Nello stesso periodo, il bambino è anche in grado di comprendere i seguenti aspetti di tale attività:
- condizioni una volta che il compagno di gioco ha stabilito una condizione per l’episodio
in corso, il bambino di due anni è in grado di comportarsi in modo coerente con i diversi
oggetti a cui sono state assegnate determinate identità, anche sfruttandone le caratteristiche
(ex. A dice che una scatola è una vasca da bagno e B finge di riempirla di acqua). Egli,
inoltre, attribuisce la stessa identità ad oggetti della medesima categoria, pur riconoscendo la
condizione del gioco come transitoria (il che significa che, in un successivo episodio, essa
viene meno ed il piccolo riesce ad adottarne una diversa);
- potere causale il bambino applica al gioco di finzione i nessi causali che sono veri per il
mondo reale;
- sospensione della verità oggettiva se si chiede al bambino di descrivere che cosa stia
accadendo in un episodio, egli lo fa non in senso letterale, bensì attenendosi alla condizione
che è stata posta (ex. non nomina l’oggetto reale, ma la sua funzione “come se”). In questo
modo, prende vita il mondo di fantasia;
- concatenazione causale di eventi anche nel gioco di finzione, il bambino non perde di
vista le regole della causalità ed è in grado di immaginare una concatenazione di eventi.
Al di sotto dei due anni, invece, il bambino fa difficoltà a rispondere adeguatamente ad un
compagno di gioco di finzione; anche a quell’età, comunque, possono esserci delle differenze
individuali, forse legate allo sviluppo delle abilità linguistiche ed alla motivazione: tali
caratteristiche sono stabili e possono influenzare lo sviluppo cognitivo. Entro i due anni, in ogni
caso, il bambino deve essere capace di partecipare al gioco di finzione condiviso, cioè:
- deve sapere interpretare le condizioni stabilite dal compagno;
- deve ricordare la condizione per tutta la durata dell’episodio;
- una volta concluso l’episodio, deve tornare a considerare gli oggetti per quello che
realmente sono e non più in funzione di ciò che possono rappresentare. Tali oggetti sono
definiti “ausili oggettuali”.
Secondo Piaget, col gioco di finzione il bambino rappresenta la realtà, anche quando usa ausili
oggettuali per rappresentare oggetti che non ci assomigliano. Harris, invece, sostiene che il bambino
possa ispirarsi alla realtà (e soprattutto alle azioni quotidiane) per il suo gioco, ma senza per questo
necessariamente ricrearla in esso: non vi è, quindi, riferimento ad episodi reali.
Dal punto di vista piagetiano, il bambino non ha davvero immaginazione, ma essa gli viene
attribuita dal senso comune: se davvero ne avesse, infatti, non riproporrebbe nel gioco le relazioni
causali osservate nella realtà e non avrebbe limiti. Harris, al contrario, ritiene che il bambino usi
l’immaginazione rifacendosi al mondo reale solo per rendere coerenti le diverse alternative alla
realtà che arriva a formulare.
══════════
Accorcia il paragrafo del brano sul gioco di finzione che comincia con «Dal punto di vista piagetiano», senza perdere i fatti principali.
══════════
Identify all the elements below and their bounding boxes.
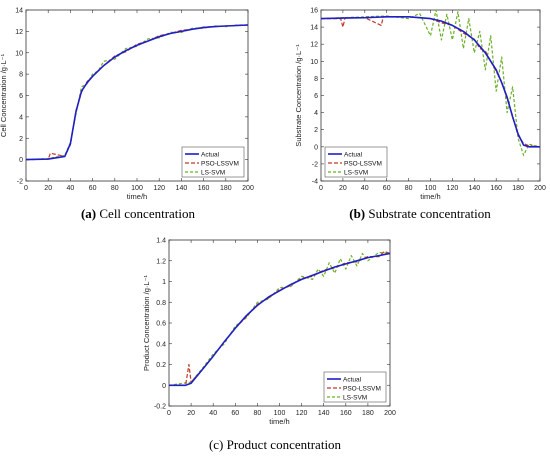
x-tick-label: 200 <box>384 410 396 417</box>
y-tick-label: 10 <box>310 59 318 66</box>
chart-panel-a: 0 20 40 60 80 100 120 140 160 180 200-202468101214… <box>0 8 254 202</box>
y-tick-label: -2 <box>312 161 318 168</box>
y-tick-label: 0.6 <box>156 321 166 328</box>
y-tick-label: 14 <box>15 8 23 15</box>
x-tick-label: 100 <box>274 410 286 417</box>
y-tick-label: 0 <box>19 157 23 164</box>
x-tick-label: 180 <box>362 410 374 417</box>
x-tick-label: 200 <box>242 185 254 192</box>
y-tick-label: 12 <box>310 42 318 49</box>
y-tick-label: 4 <box>19 114 23 121</box>
x-tick-label: 80 <box>405 185 413 192</box>
chart-panel-c: 0 20 40 60 80 100 120 140 160 180 200-0.200.20.40.… <box>142 238 396 427</box>
y-tick-label: -4 <box>312 179 318 186</box>
y-tick-label: 1.4 <box>156 238 166 245</box>
y-axis-label: Product Concentration /g·L⁻¹ <box>142 274 151 371</box>
x-tick-label: 20 <box>44 185 52 192</box>
series-line-ls-svm <box>168 251 391 386</box>
y-tick-label: 16 <box>310 8 318 15</box>
series-line-actual <box>25 24 249 161</box>
x-tick-label: 60 <box>383 185 391 192</box>
series-line-actual <box>320 15 540 148</box>
series-line-ls-svm <box>320 9 541 156</box>
x-axis-label: time/h <box>269 417 289 426</box>
y-tick-label: 1 <box>162 279 166 286</box>
y-tick-label: 0.4 <box>156 341 166 348</box>
legend-entry-actual: Actual <box>343 376 362 383</box>
x-tick-label: 180 <box>220 185 232 192</box>
x-tick-label: 40 <box>209 410 217 417</box>
x-tick-label: 20 <box>187 410 195 417</box>
x-tick-label: 100 <box>425 185 437 192</box>
caption-c: (c) Product concentration <box>209 437 342 452</box>
legend-entry-ls-svm: LS-SVM <box>343 394 367 401</box>
legend-entry-pso-lssvm: PSO-LSSVM <box>344 160 382 167</box>
legend-c: Actual PSO-LSSVM LS-SVM <box>323 371 387 403</box>
y-tick-label: 2 <box>19 136 23 143</box>
x-axis-label: time/h <box>420 192 440 201</box>
caption-b-text: Substrate concentration <box>365 206 491 221</box>
x-tick-label: 0 <box>167 410 171 417</box>
y-tick-label: 12 <box>15 29 23 36</box>
x-tick-label: 100 <box>131 185 143 192</box>
x-tick-label: 80 <box>111 185 119 192</box>
caption-b-letter: (b) <box>349 206 365 221</box>
x-tick-label: 0 <box>24 185 28 192</box>
x-axis-label: time/h <box>127 192 147 201</box>
x-tick-label: 20 <box>339 185 347 192</box>
y-axis-label: Cell Concentration /g·L⁻¹ <box>0 53 8 137</box>
caption-b: (b) Substrate concentration <box>349 206 491 221</box>
legend-a: Actual PSO-LSSVM LS-SVM <box>181 146 245 178</box>
caption-a-letter: (a) <box>81 206 96 221</box>
y-tick-label: 0 <box>314 144 318 151</box>
y-tick-label: -0.2 <box>154 404 166 411</box>
x-tick-label: 60 <box>89 185 97 192</box>
x-tick-label: 160 <box>490 185 502 192</box>
x-tick-label: 120 <box>153 185 165 192</box>
x-tick-label: 60 <box>231 410 239 417</box>
x-tick-label: 120 <box>296 410 308 417</box>
x-tick-label: 40 <box>361 185 369 192</box>
x-tick-label: 140 <box>318 410 330 417</box>
x-tick-label: 140 <box>176 185 188 192</box>
y-tick-label: 6 <box>314 93 318 100</box>
y-tick-label: 0.8 <box>156 300 166 307</box>
y-tick-label: 14 <box>310 25 318 32</box>
legend-entry-pso-lssvm: PSO-LSSVM <box>201 160 239 167</box>
x-tick-label: 80 <box>254 410 262 417</box>
y-axis-label: Substrate Concentration /g·L⁻¹ <box>294 44 303 147</box>
y-tick-label: 8 <box>19 72 23 79</box>
y-tick-label: 2 <box>314 127 318 134</box>
y-tick-label: 6 <box>19 93 23 100</box>
x-tick-label: 180 <box>512 185 524 192</box>
y-tick-label: 0.2 <box>156 362 166 369</box>
x-tick-label: 200 <box>534 185 546 192</box>
legend-b: Actual PSO-LSSVM LS-SVM <box>324 146 388 178</box>
y-tick-label: 8 <box>314 76 318 83</box>
y-tick-label: 10 <box>15 50 23 57</box>
chart-panel-b: 0 20 40 60 80 100 120 140 160 180 200 -4 -2 0 2 4 6 8 10 12… <box>294 8 546 202</box>
y-tick-label: 1.2 <box>156 258 166 265</box>
x-tick-label: 160 <box>340 410 352 417</box>
x-tick-label: 160 <box>198 185 210 192</box>
y-tick-label: 4 <box>314 110 318 117</box>
legend-entry-ls-svm: LS-SVM <box>201 169 225 176</box>
legend-entry-actual: Actual <box>344 151 363 158</box>
series-line-actual <box>169 252 391 387</box>
y-tick-label: -2 <box>17 179 23 186</box>
legend-entry-actual: Actual <box>201 151 220 158</box>
caption-a-text: Cell concentration <box>96 206 195 221</box>
caption-a: (a) Cell concentration <box>81 206 196 221</box>
x-tick-label: 0 <box>319 185 323 192</box>
x-tick-label: 120 <box>447 185 459 192</box>
x-tick-label: 140 <box>468 185 480 192</box>
y-tick-label: 0 <box>162 383 166 390</box>
legend-entry-pso-lssvm: PSO-LSSVM <box>343 385 381 392</box>
legend-entry-ls-svm: LS-SVM <box>344 169 368 176</box>
x-tick-label: 40 <box>67 185 75 192</box>
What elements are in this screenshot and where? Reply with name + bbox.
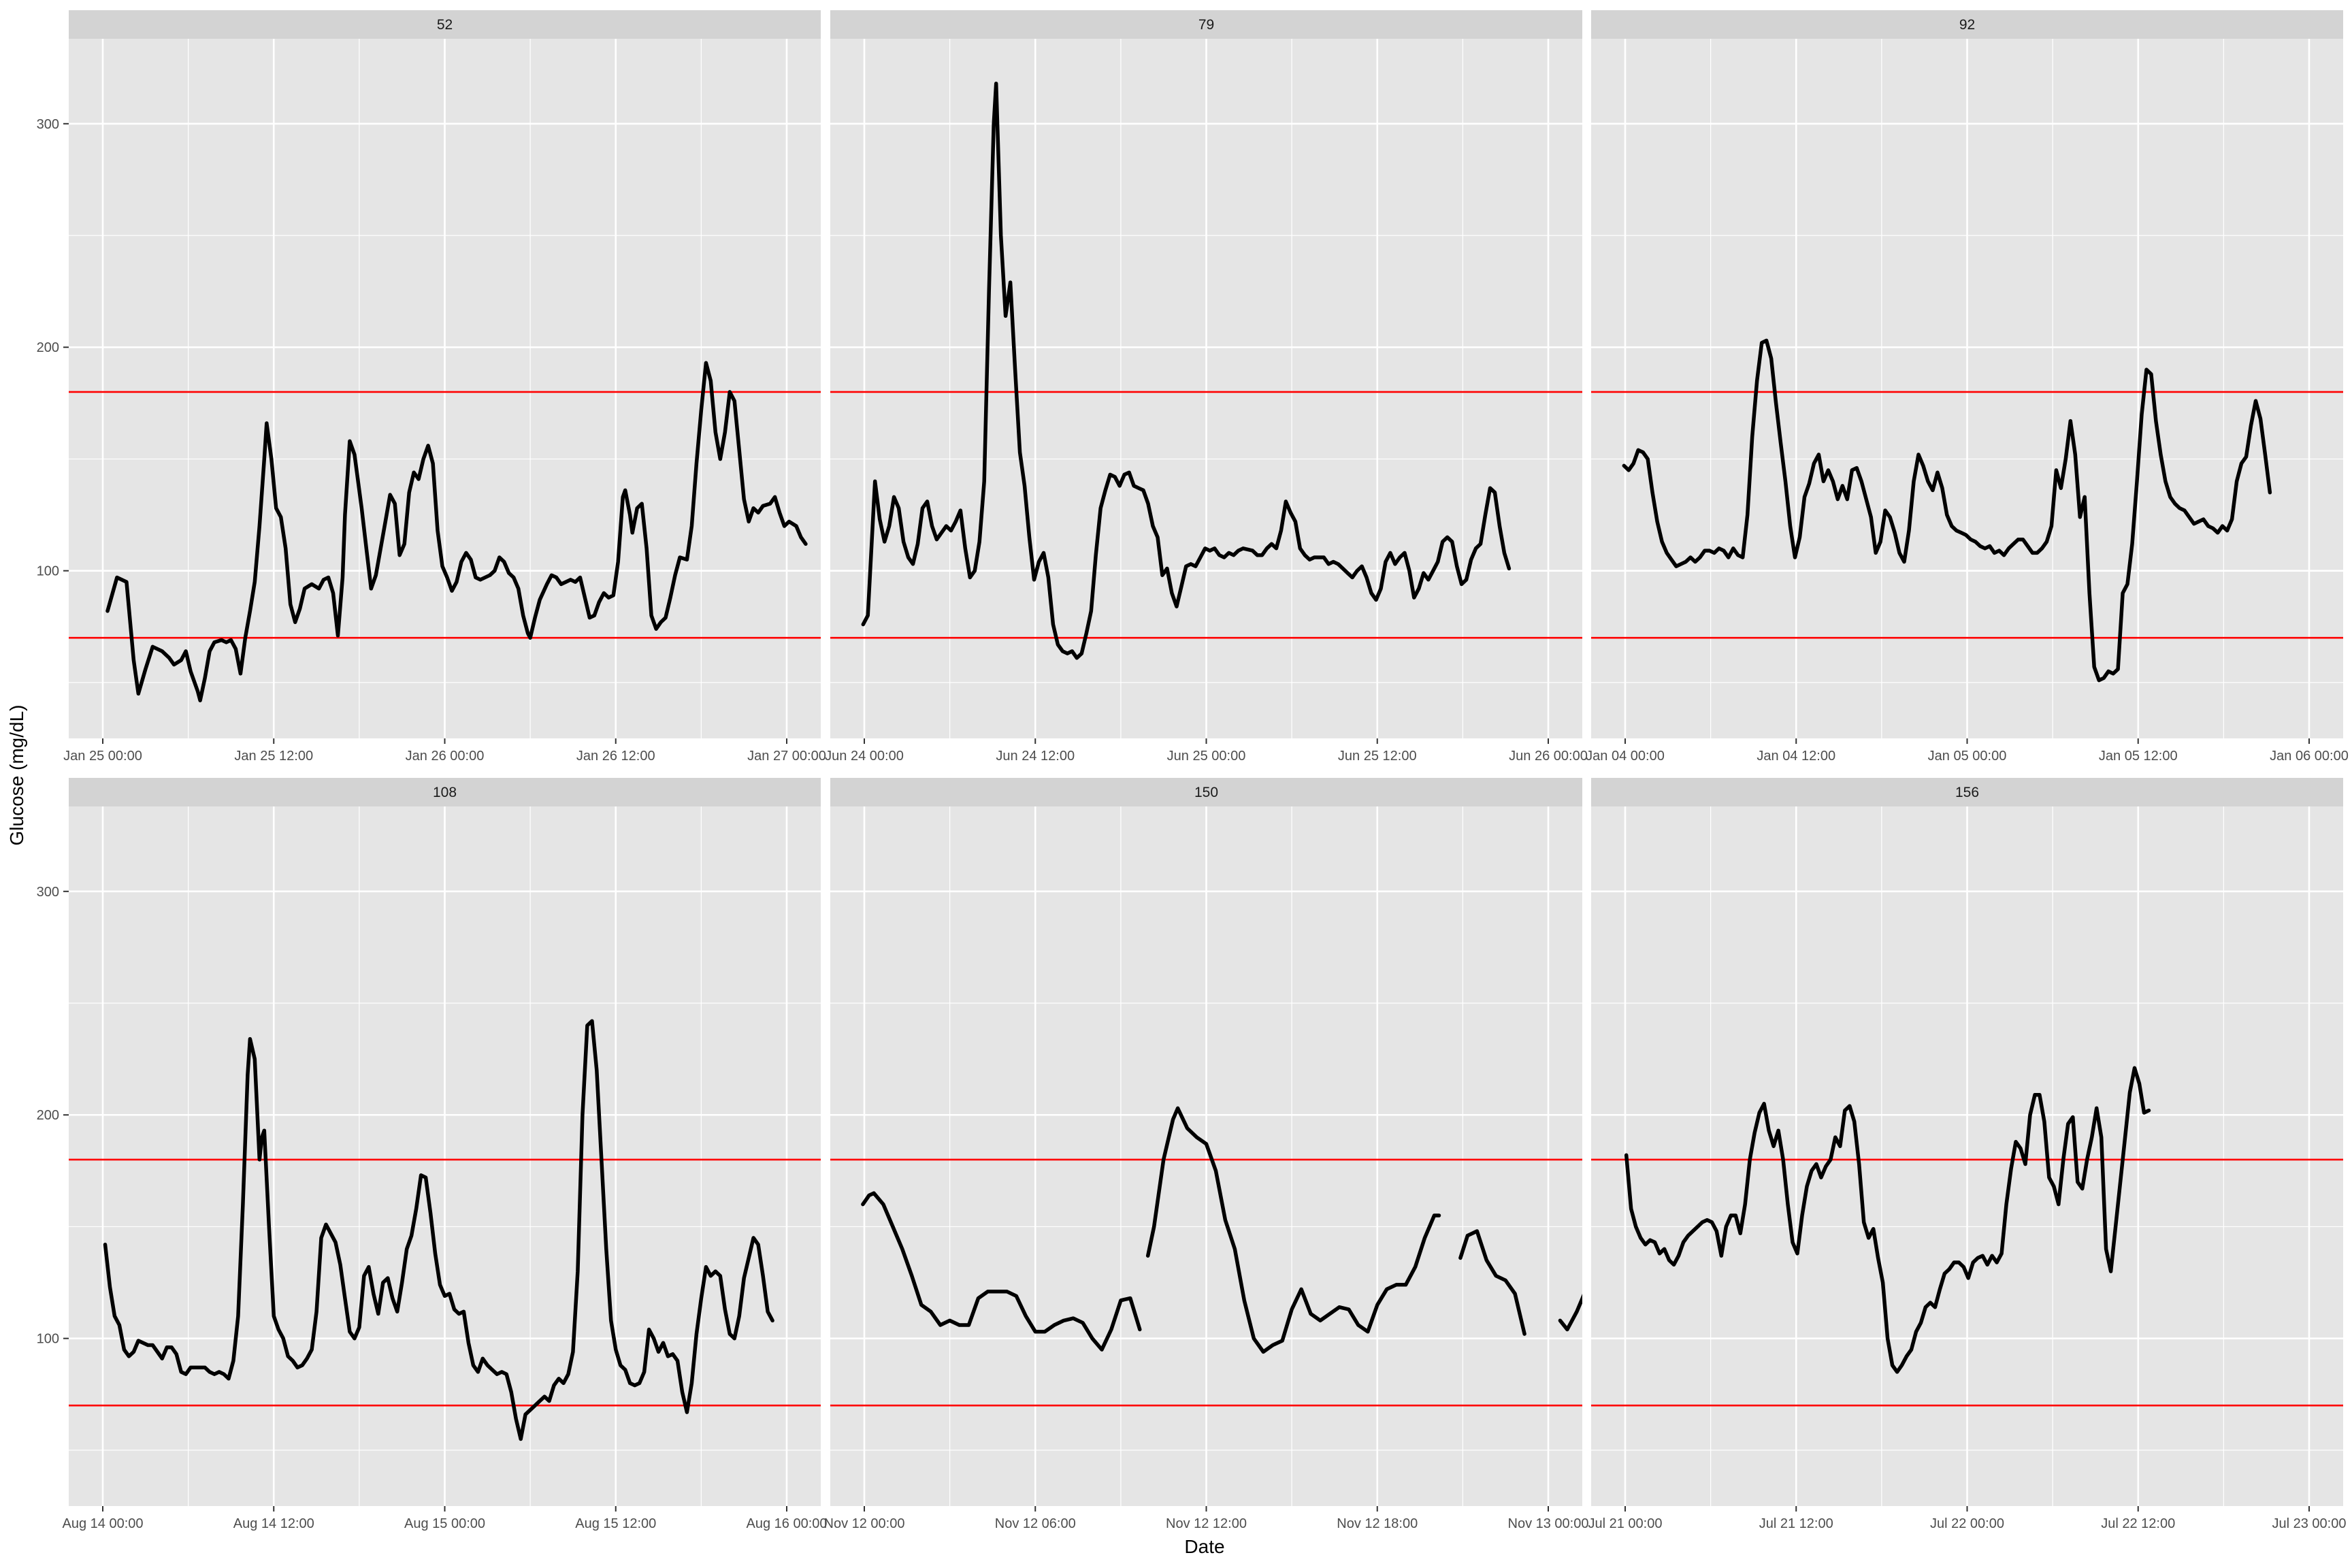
x-tick-label: Jan 04 00:00 bbox=[1586, 749, 1665, 764]
glucose-line-segment bbox=[105, 361, 808, 702]
x-tick-label: Nov 12 12:00 bbox=[1166, 1516, 1247, 1531]
x-tick-label: Jul 22 00:00 bbox=[1930, 1516, 2004, 1531]
facet-strip bbox=[69, 778, 821, 806]
x-tick-label: Aug 16 00:00 bbox=[747, 1516, 828, 1531]
facet-strip-label: 92 bbox=[1959, 17, 1975, 33]
facet-panel-108: 108 Aug 14 00:00 Aug 14 12:00 Aug 15 00:00 A… bbox=[63, 778, 828, 1531]
glucose-line-segment bbox=[1458, 1229, 1526, 1336]
x-tick-label: Jun 24 12:00 bbox=[996, 749, 1075, 764]
facet-strip-label: 156 bbox=[1955, 785, 1979, 800]
facet-strip bbox=[830, 10, 1582, 39]
x-tick-label: Jul 21 00:00 bbox=[1588, 1516, 1663, 1531]
glucose-line-segment bbox=[1558, 1294, 1582, 1332]
x-tick-label: Jan 26 00:00 bbox=[406, 749, 485, 764]
y-axes: 100 200 300 100 200 300 bbox=[37, 117, 69, 1347]
x-tick-label: Jan 25 12:00 bbox=[234, 749, 313, 764]
glucose-line-segment bbox=[103, 1019, 774, 1441]
facet-strip-label: 150 bbox=[1194, 785, 1218, 800]
facet-panels: 52 Jan 25 00:00 Jan 25 12:00 Jan 26 00:00 Ja… bbox=[63, 10, 2349, 1531]
glucose-line-segment bbox=[1145, 1106, 1441, 1354]
x-tick-label: Jun 25 12:00 bbox=[1338, 749, 1417, 764]
glucose-line-segment bbox=[1624, 1066, 2151, 1374]
facet-strip-label: 52 bbox=[437, 17, 453, 33]
x-tick-label: Jul 23 00:00 bbox=[2272, 1516, 2347, 1531]
x-tick-label: Aug 14 12:00 bbox=[233, 1516, 314, 1531]
x-tick-label: Aug 15 12:00 bbox=[575, 1516, 656, 1531]
x-tick-label: Nov 13 00:00 bbox=[1508, 1516, 1589, 1531]
x-tick-label: Nov 12 18:00 bbox=[1337, 1516, 1418, 1531]
facet-strip-label: 108 bbox=[433, 785, 457, 800]
y-tick-label: 100 bbox=[37, 1332, 59, 1347]
facet-panel-156: 156 Jul 21 00:00 Jul 21 12:00 Jul 22 00:00 J… bbox=[1588, 778, 2347, 1531]
facet-strip bbox=[830, 778, 1582, 806]
facet-panel-79: 79 Jun 24 00:00 Jun 24 12:00 Jun 25 00:00 Ju… bbox=[825, 10, 1588, 764]
x-tick-label: Jul 21 12:00 bbox=[1759, 1516, 1833, 1531]
x-axis-title: Date bbox=[1184, 1536, 1224, 1557]
facet-panel-52: 52 Jan 25 00:00 Jan 25 12:00 Jan 26 00:00 Ja… bbox=[63, 10, 826, 764]
x-tick-label: Jun 24 00:00 bbox=[825, 749, 904, 764]
y-tick-label: 300 bbox=[37, 117, 59, 132]
x-tick-label: Jan 05 00:00 bbox=[1928, 749, 2007, 764]
x-tick-label: Jan 26 12:00 bbox=[576, 749, 655, 764]
x-tick-label: Jun 26 00:00 bbox=[1509, 749, 1588, 764]
x-tick-label: Jul 22 12:00 bbox=[2101, 1516, 2175, 1531]
facet-strip-label: 79 bbox=[1198, 17, 1214, 33]
x-tick-label: Jan 25 00:00 bbox=[63, 749, 142, 764]
facet-strip bbox=[1591, 10, 2343, 39]
x-tick-label: Jan 06 00:00 bbox=[2270, 749, 2349, 764]
y-axis-title: Glucose (mg/dL) bbox=[6, 705, 27, 846]
glucose-line-segment bbox=[861, 81, 1512, 660]
x-tick-label: Jan 27 00:00 bbox=[747, 749, 826, 764]
x-tick-label: Aug 15 00:00 bbox=[404, 1516, 485, 1531]
facet-panel-92: 92 Jan 04 00:00 Jan 04 12:00 Jan 05 00:00 Ja… bbox=[1586, 10, 2349, 764]
x-tick-label: Jun 25 00:00 bbox=[1167, 749, 1246, 764]
y-tick-label: 200 bbox=[37, 340, 59, 355]
y-tick-label: 300 bbox=[37, 885, 59, 900]
glucose-line-segment bbox=[1622, 338, 2272, 683]
x-tick-label: Nov 12 06:00 bbox=[995, 1516, 1076, 1531]
x-tick-label: Nov 12 00:00 bbox=[824, 1516, 905, 1531]
y-tick-label: 200 bbox=[37, 1108, 59, 1123]
facet-strip bbox=[69, 10, 821, 39]
x-tick-label: Jan 05 12:00 bbox=[2099, 749, 2178, 764]
facet-panel-150: 150 Nov 12 00:00 Nov 12 06:00 Nov 12 12:00 N… bbox=[824, 778, 1589, 1531]
y-tick-label: 100 bbox=[37, 564, 59, 579]
x-tick-label: Jan 04 12:00 bbox=[1757, 749, 1835, 764]
glucose-line-segment bbox=[861, 1191, 1142, 1352]
x-tick-label: Aug 14 00:00 bbox=[63, 1516, 144, 1531]
facet-strip bbox=[1591, 778, 2343, 806]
══════════
Risultato: Per Piaget il bambino non ha vera immaginazione: è il senso comune ad attribuirgliela. Se l'avesse, infatti, nel gioco non ripeterebbe i nessi causali visti nella realtà e non avrebbe limiti. Harris invece pensa che il bambino usi l'immaginazione e si rifaccia al mondo reale solo per rendere coerenti le alternative alla realtà che formula.